> **TASK REQUIREMENTS**: Reproduce the records below exactly, leaving out any pictures.
** Begin RAW DATA **
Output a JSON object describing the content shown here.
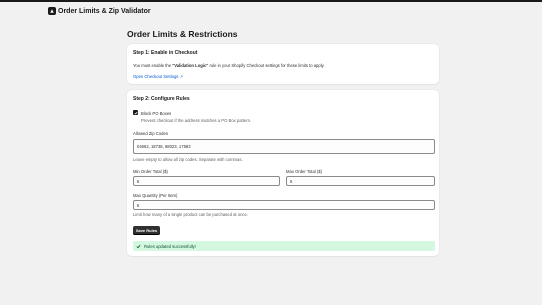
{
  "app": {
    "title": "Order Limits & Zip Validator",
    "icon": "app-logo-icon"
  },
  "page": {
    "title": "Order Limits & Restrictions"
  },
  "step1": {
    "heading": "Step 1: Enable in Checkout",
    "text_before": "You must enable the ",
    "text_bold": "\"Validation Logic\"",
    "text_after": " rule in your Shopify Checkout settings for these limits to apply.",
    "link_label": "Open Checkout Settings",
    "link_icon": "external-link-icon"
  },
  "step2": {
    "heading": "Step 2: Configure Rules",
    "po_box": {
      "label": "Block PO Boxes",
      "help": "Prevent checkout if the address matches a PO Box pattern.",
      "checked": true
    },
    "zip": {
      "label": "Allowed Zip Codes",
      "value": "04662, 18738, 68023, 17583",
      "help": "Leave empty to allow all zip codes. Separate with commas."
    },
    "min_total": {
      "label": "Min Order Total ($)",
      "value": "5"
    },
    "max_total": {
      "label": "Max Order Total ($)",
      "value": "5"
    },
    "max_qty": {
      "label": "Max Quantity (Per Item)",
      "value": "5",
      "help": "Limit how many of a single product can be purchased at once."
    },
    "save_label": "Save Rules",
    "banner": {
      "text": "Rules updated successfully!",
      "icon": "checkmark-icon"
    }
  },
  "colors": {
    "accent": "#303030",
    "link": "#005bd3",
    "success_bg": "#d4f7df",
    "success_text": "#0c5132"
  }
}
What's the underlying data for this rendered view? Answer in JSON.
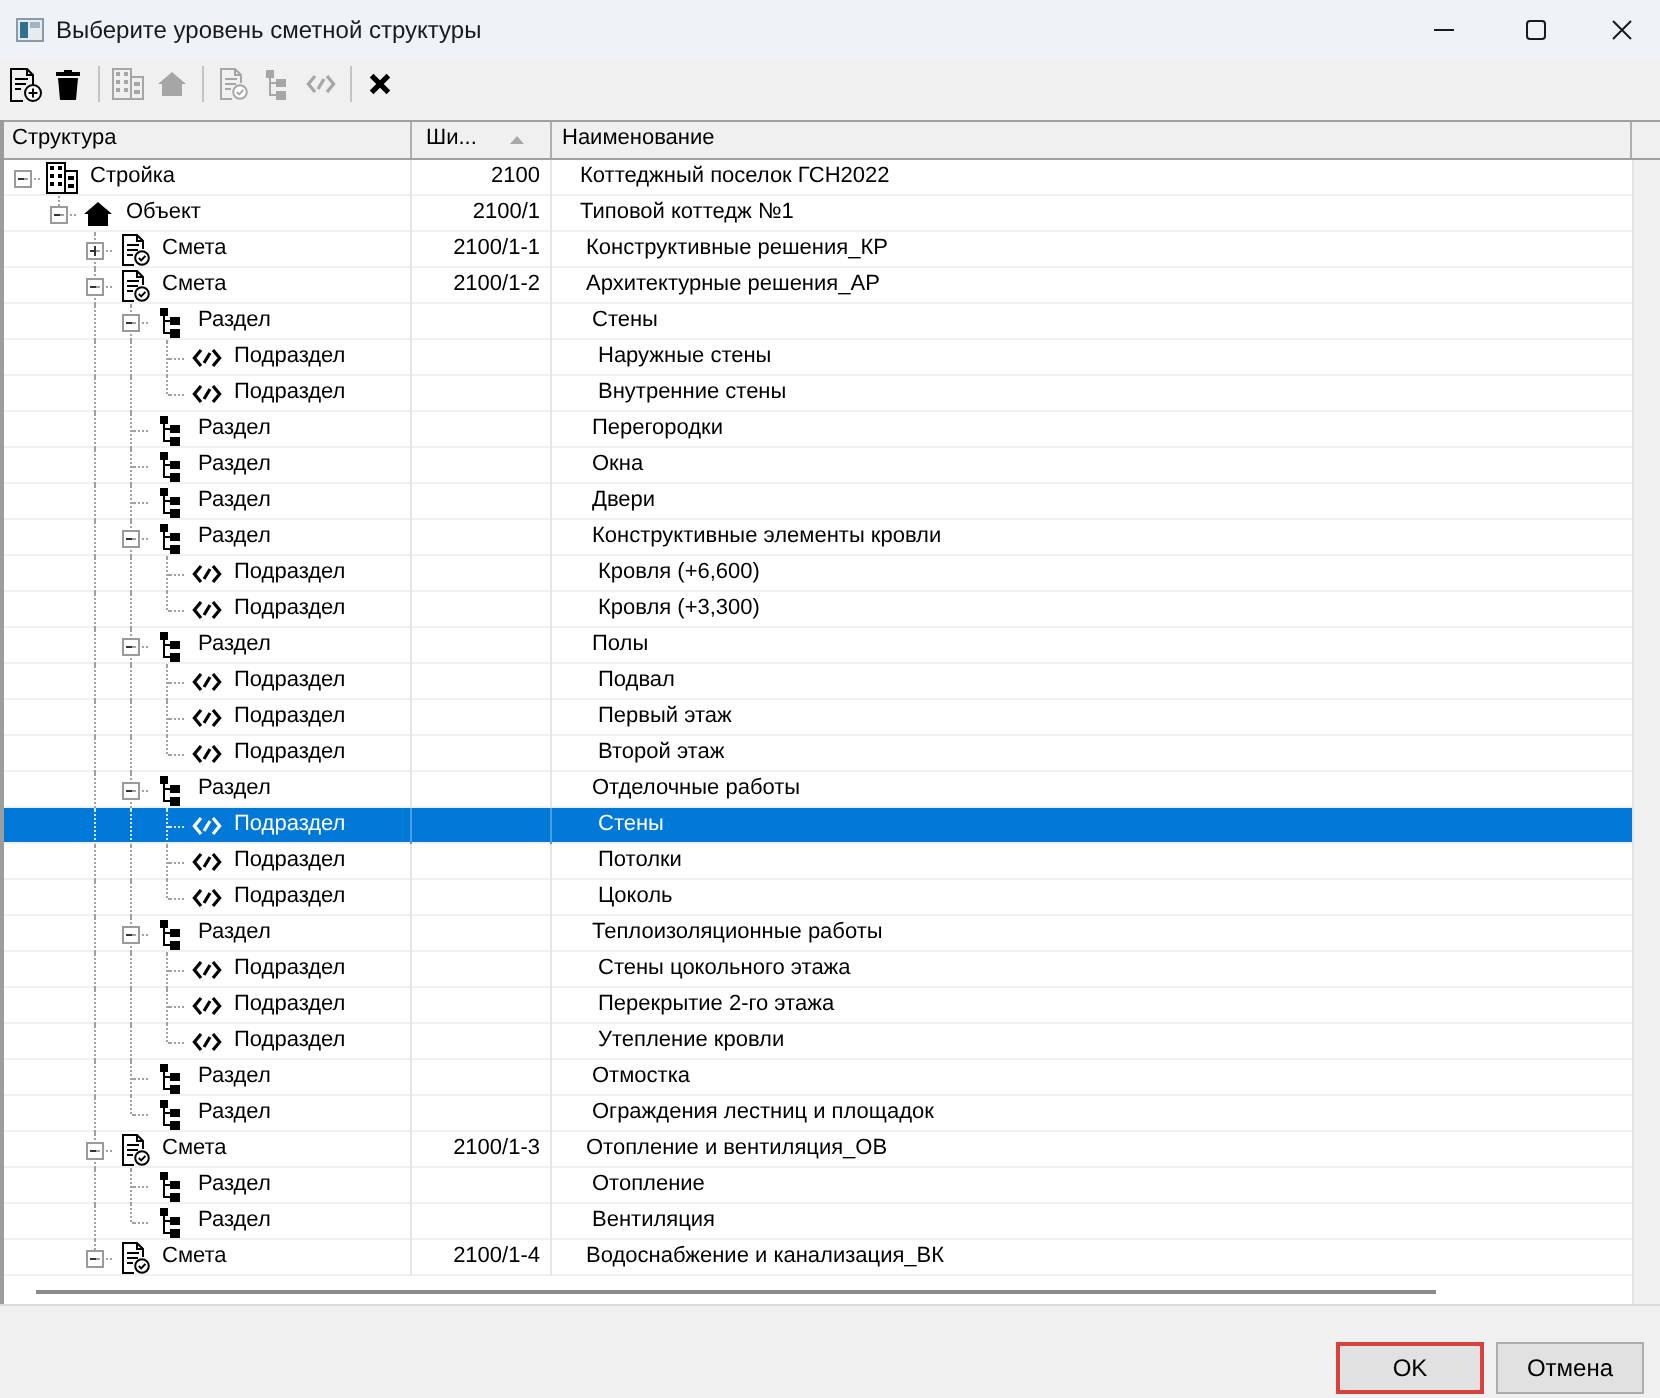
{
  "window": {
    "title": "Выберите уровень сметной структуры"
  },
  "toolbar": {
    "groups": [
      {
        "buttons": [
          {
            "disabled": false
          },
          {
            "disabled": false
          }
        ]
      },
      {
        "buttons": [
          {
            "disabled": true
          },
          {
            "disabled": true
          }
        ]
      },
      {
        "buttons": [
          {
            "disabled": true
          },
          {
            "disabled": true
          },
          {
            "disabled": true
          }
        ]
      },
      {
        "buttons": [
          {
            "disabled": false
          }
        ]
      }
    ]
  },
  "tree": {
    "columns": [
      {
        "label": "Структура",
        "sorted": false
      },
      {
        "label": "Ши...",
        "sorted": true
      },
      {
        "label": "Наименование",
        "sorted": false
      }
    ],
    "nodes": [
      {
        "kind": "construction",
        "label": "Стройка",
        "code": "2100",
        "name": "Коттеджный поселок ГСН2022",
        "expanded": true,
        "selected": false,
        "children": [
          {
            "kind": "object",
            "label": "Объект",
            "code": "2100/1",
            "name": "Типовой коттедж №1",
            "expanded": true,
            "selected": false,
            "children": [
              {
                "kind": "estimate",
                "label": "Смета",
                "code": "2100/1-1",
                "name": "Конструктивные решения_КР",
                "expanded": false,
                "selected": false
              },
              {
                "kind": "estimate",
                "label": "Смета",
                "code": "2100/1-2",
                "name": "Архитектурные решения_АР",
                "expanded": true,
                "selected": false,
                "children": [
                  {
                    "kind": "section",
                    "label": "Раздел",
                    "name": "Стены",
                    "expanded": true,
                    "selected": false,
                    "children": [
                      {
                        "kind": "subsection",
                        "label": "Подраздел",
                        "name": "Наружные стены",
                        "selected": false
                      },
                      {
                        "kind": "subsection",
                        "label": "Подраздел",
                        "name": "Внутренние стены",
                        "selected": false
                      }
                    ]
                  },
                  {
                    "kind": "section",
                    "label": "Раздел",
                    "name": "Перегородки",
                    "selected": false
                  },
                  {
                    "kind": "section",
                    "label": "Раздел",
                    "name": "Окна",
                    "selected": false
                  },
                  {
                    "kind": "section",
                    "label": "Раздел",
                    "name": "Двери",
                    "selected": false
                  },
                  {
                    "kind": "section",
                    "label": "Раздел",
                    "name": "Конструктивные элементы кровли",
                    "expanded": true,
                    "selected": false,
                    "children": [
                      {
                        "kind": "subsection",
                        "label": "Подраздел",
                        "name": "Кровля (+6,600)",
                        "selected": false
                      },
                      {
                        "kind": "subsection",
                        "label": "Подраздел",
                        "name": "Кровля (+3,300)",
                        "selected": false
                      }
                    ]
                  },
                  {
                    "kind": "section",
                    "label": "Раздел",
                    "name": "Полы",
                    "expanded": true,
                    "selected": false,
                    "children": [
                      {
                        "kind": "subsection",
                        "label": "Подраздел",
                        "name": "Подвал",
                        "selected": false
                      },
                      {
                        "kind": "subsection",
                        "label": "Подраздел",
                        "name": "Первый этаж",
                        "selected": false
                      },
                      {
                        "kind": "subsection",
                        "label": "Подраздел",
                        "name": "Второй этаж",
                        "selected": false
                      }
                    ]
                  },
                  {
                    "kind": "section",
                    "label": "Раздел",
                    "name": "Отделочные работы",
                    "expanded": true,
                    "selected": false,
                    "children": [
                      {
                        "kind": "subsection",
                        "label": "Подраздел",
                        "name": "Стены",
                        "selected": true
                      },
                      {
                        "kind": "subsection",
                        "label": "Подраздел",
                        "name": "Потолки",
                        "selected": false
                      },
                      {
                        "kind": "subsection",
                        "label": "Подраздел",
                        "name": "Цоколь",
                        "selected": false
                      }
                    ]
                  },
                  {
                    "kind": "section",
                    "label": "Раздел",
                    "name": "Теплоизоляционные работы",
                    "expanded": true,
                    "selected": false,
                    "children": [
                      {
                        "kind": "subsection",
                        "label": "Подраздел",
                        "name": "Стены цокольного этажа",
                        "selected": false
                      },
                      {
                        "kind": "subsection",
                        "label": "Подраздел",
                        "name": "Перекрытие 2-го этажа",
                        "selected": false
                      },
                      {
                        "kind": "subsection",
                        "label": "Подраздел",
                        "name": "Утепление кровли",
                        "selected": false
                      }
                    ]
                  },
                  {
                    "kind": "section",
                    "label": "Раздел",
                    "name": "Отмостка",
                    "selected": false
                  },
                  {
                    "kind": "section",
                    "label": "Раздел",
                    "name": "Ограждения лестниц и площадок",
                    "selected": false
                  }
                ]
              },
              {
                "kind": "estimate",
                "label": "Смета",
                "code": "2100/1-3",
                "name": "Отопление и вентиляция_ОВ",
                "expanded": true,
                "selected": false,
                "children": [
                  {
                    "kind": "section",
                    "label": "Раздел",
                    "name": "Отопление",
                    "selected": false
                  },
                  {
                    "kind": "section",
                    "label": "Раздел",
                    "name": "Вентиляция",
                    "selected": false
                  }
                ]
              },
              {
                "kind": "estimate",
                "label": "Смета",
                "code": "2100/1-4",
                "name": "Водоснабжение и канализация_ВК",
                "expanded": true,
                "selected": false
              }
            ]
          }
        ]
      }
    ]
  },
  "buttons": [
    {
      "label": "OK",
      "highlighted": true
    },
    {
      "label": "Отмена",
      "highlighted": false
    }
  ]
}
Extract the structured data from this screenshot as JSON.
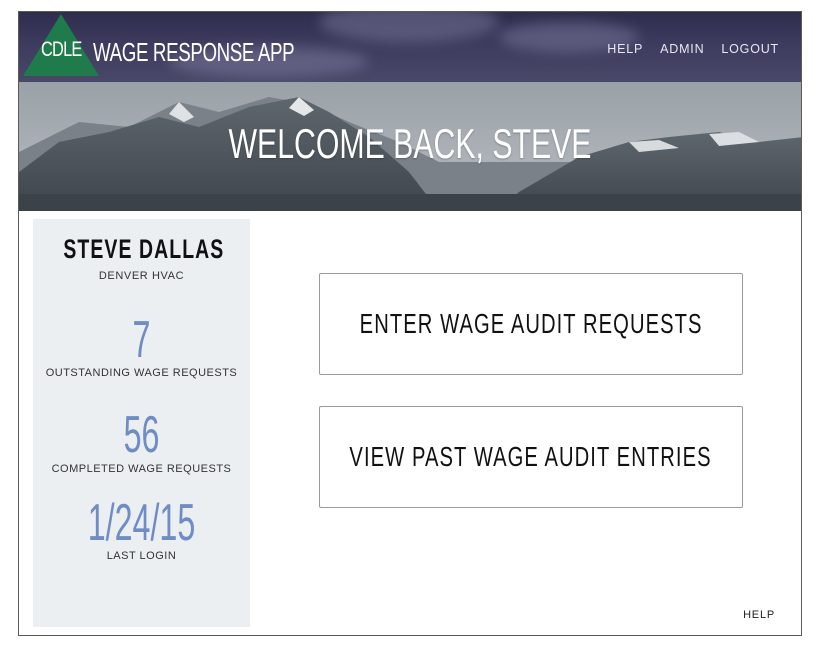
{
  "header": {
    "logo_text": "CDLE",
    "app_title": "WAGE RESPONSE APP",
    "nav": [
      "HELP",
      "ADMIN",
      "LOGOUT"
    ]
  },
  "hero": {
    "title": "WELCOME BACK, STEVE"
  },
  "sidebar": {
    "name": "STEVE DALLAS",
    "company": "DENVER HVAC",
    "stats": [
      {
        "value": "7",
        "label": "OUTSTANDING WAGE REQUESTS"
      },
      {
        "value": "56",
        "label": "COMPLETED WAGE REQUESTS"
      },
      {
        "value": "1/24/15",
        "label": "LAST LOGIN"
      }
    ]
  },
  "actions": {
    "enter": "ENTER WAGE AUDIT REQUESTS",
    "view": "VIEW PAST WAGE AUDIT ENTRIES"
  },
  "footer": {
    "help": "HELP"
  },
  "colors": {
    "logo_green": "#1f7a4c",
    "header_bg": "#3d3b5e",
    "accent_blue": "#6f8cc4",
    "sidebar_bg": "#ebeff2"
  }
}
** End RAW DATA **
> **ANSWER TO THIS PROBLEM**:
Output a JSON object describing the content shown here.
{
  "app": {
    "title": "Order Limits & Zip Validator",
    "icon": "app-logo-icon"
  },
  "page": {
    "title": "Order Limits & Restrictions"
  },
  "step1": {
    "heading": "Step 1: Enable in Checkout",
    "text_before": "You must enable the ",
    "text_bold": "\"Validation Logic\"",
    "text_after": " rule in your Shopify Checkout settings for these limits to apply.",
    "link_label": "Open Checkout Settings",
    "link_icon": "external-link-icon"
  },
  "step2": {
    "heading": "Step 2: Configure Rules",
    "po_box": {
      "label": "Block PO Boxes",
      "help": "Prevent checkout if the address matches a PO Box pattern.",
      "checked": true
    },
    "zip": {
      "label": "Allowed Zip Codes",
      "value": "04662, 18738, 68023, 17583",
      "help": "Leave empty to allow all zip codes. Separate with commas."
    },
    "min_total": {
      "label": "Min Order Total ($)",
      "value": "5"
    },
    "max_total": {
      "label": "Max Order Total ($)",
      "value": "5"
    },
    "max_qty": {
      "label": "Max Quantity (Per Item)",
      "value": "5",
      "help": "Limit how many of a single product can be purchased at once."
    },
    "save_label": "Save Rules",
    "banner": {
      "text": "Rules updated successfully!",
      "icon": "checkmark-icon"
    }
  },
  "colors": {
    "accent": "#303030",
    "link": "#005bd3",
    "success_bg": "#d4f7df",
    "success_text": "#0c5132"
  }
}
What's the underlying data for this rendered view? Answer in JSON.
{
  "window": {
    "title": "Выберите уровень сметной структуры"
  },
  "toolbar": {
    "groups": [
      {
        "buttons": [
          {
            "disabled": false
          },
          {
            "disabled": false
          }
        ]
      },
      {
        "buttons": [
          {
            "disabled": true
          },
          {
            "disabled": true
          }
        ]
      },
      {
        "buttons": [
          {
            "disabled": true
          },
          {
            "disabled": true
          },
          {
            "disabled": true
          }
        ]
      },
      {
        "buttons": [
          {
            "disabled": false
          }
        ]
      }
    ]
  },
  "tree": {
    "columns": [
      {
        "label": "Структура",
        "sorted": false
      },
      {
        "label": "Ши...",
        "sorted": true
      },
      {
        "label": "Наименование",
        "sorted": false
      }
    ],
    "nodes": [
      {
        "kind": "construction",
        "label": "Стройка",
        "code": "2100",
        "name": "Коттеджный поселок ГСН2022",
        "expanded": true,
        "selected": false,
        "children": [
          {
            "kind": "object",
            "label": "Объект",
            "code": "2100/1",
            "name": "Типовой коттедж №1",
            "expanded": true,
            "selected": false,
            "children": [
              {
                "kind": "estimate",
                "label": "Смета",
                "code": "2100/1-1",
                "name": "Конструктивные решения_КР",
                "expanded": false,
                "selected": false
              },
              {
                "kind": "estimate",
                "label": "Смета",
                "code": "2100/1-2",
                "name": "Архитектурные решения_АР",
                "expanded": true,
                "selected": false,
                "children": [
                  {
                    "kind": "section",
                    "label": "Раздел",
                    "name": "Стены",
                    "expanded": true,
                    "selected": false,
                    "children": [
                      {
                        "kind": "subsection",
                        "label": "Подраздел",
                        "name": "Наружные стены",
                        "selected": false
                      },
                      {
                        "kind": "subsection",
                        "label": "Подраздел",
                        "name": "Внутренние стены",
                        "selected": false
                      }
                    ]
                  },
                  {
                    "kind": "section",
                    "label": "Раздел",
                    "name": "Перегородки",
                    "selected": false
                  },
                  {
                    "kind": "section",
                    "label": "Раздел",
                    "name": "Окна",
                    "selected": false
                  },
                  {
                    "kind": "section",
                    "label": "Раздел",
                    "name": "Двери",
                    "selected": false
                  },
                  {
                    "kind": "section",
                    "label": "Раздел",
                    "name": "Конструктивные элементы кровли",
                    "expanded": true,
                    "selected": false,
                    "children": [
                      {
                        "kind": "subsection",
                        "label": "Подраздел",
                        "name": "Кровля (+6,600)",
                        "selected": false
                      },
                      {
                        "kind": "subsection",
                        "label": "Подраздел",
                        "name": "Кровля (+3,300)",
                        "selected": false
                      }
                    ]
                  },
                  {
                    "kind": "section",
                    "label": "Раздел",
                    "name": "Полы",
                    "expanded": true,
                    "selected": false,
                    "children": [
                      {
                        "kind": "subsection",
                        "label": "Подраздел",
                        "name": "Подвал",
                        "selected": false
                      },
                      {
                        "kind": "subsection",
                        "label": "Подраздел",
                        "name": "Первый этаж",
                        "selected": false
                      },
                      {
                        "kind": "subsection",
                        "label": "Подраздел",
                        "name": "Второй этаж",
                        "selected": false
                      }
                    ]
                  },
                  {
                    "kind": "section",
                    "label": "Раздел",
                    "name": "Отделочные работы",
                    "expanded": true,
                    "selected": false,
                    "children": [
                      {
                        "kind": "subsection",
                        "label": "Подраздел",
                        "name": "Стены",
                        "selected": true
                      },
                      {
                        "kind": "subsection",
                        "label": "Подраздел",
                        "name": "Потолки",
                        "selected": false
                      },
                      {
                        "kind": "subsection",
                        "label": "Подраздел",
                        "name": "Цоколь",
                        "selected": false
                      }
                    ]
                  },
                  {
                    "kind": "section",
                    "label": "Раздел",
                    "name": "Теплоизоляционные работы",
                    "expanded": true,
                    "selected": false,
                    "children": [
                      {
                        "kind": "subsection",
                        "label": "Подраздел",
                        "name": "Стены цокольного этажа",
                        "selected": false
                      },
                      {
                        "kind": "subsection",
                        "label": "Подраздел",
                        "name": "Перекрытие 2-го этажа",
                        "selected": false
                      },
                      {
                        "kind": "subsection",
                        "label": "Подраздел",
                        "name": "Утепление кровли",
                        "selected": false
                      }
                    ]
                  },
                  {
                    "kind": "section",
                    "label": "Раздел",
                    "name": "Отмостка",
                    "selected": false
                  },
                  {
                    "kind": "section",
                    "label": "Раздел",
                    "name": "Ограждения лестниц и площадок",
                    "selected": false
                  }
                ]
              },
              {
                "kind": "estimate",
                "label": "Смета",
                "code": "2100/1-3",
                "name": "Отопление и вентиляция_ОВ",
                "expanded": true,
                "selected": false,
                "children": [
                  {
                    "kind": "section",
                    "label": "Раздел",
                    "name": "Отопление",
                    "selected": false
                  },
                  {
                    "kind": "section",
                    "label": "Раздел",
                    "name": "Вентиляция",
                    "selected": false
                  }
                ]
              },
              {
                "kind": "estimate",
                "label": "Смета",
                "code": "2100/1-4",
                "name": "Водоснабжение и канализация_ВК",
                "expanded": true,
                "selected": false
              }
            ]
          }
        ]
      }
    ]
  },
  "buttons": [
    {
      "label": "OK",
      "highlighted": true
    },
    {
      "label": "Отмена",
      "highlighted": false
    }
  ]
}
Extract the structured data from this screenshot as JSON.
{
  "header": {
    "logo_text": "CDLE",
    "app_title": "WAGE RESPONSE APP",
    "nav": [
      "HELP",
      "ADMIN",
      "LOGOUT"
    ]
  },
  "hero": {
    "title": "WELCOME BACK, STEVE"
  },
  "sidebar": {
    "name": "STEVE DALLAS",
    "company": "DENVER HVAC",
    "stats": [
      {
        "value": "7",
        "label": "OUTSTANDING WAGE REQUESTS"
      },
      {
        "value": "56",
        "label": "COMPLETED WAGE REQUESTS"
      },
      {
        "value": "1/24/15",
        "label": "LAST LOGIN"
      }
    ]
  },
  "actions": {
    "enter": "ENTER WAGE AUDIT REQUESTS",
    "view": "VIEW PAST WAGE AUDIT ENTRIES"
  },
  "footer": {
    "help": "HELP"
  },
  "colors": {
    "logo_green": "#1f7a4c",
    "header_bg": "#3d3b5e",
    "accent_blue": "#6f8cc4",
    "sidebar_bg": "#ebeff2"
  }
}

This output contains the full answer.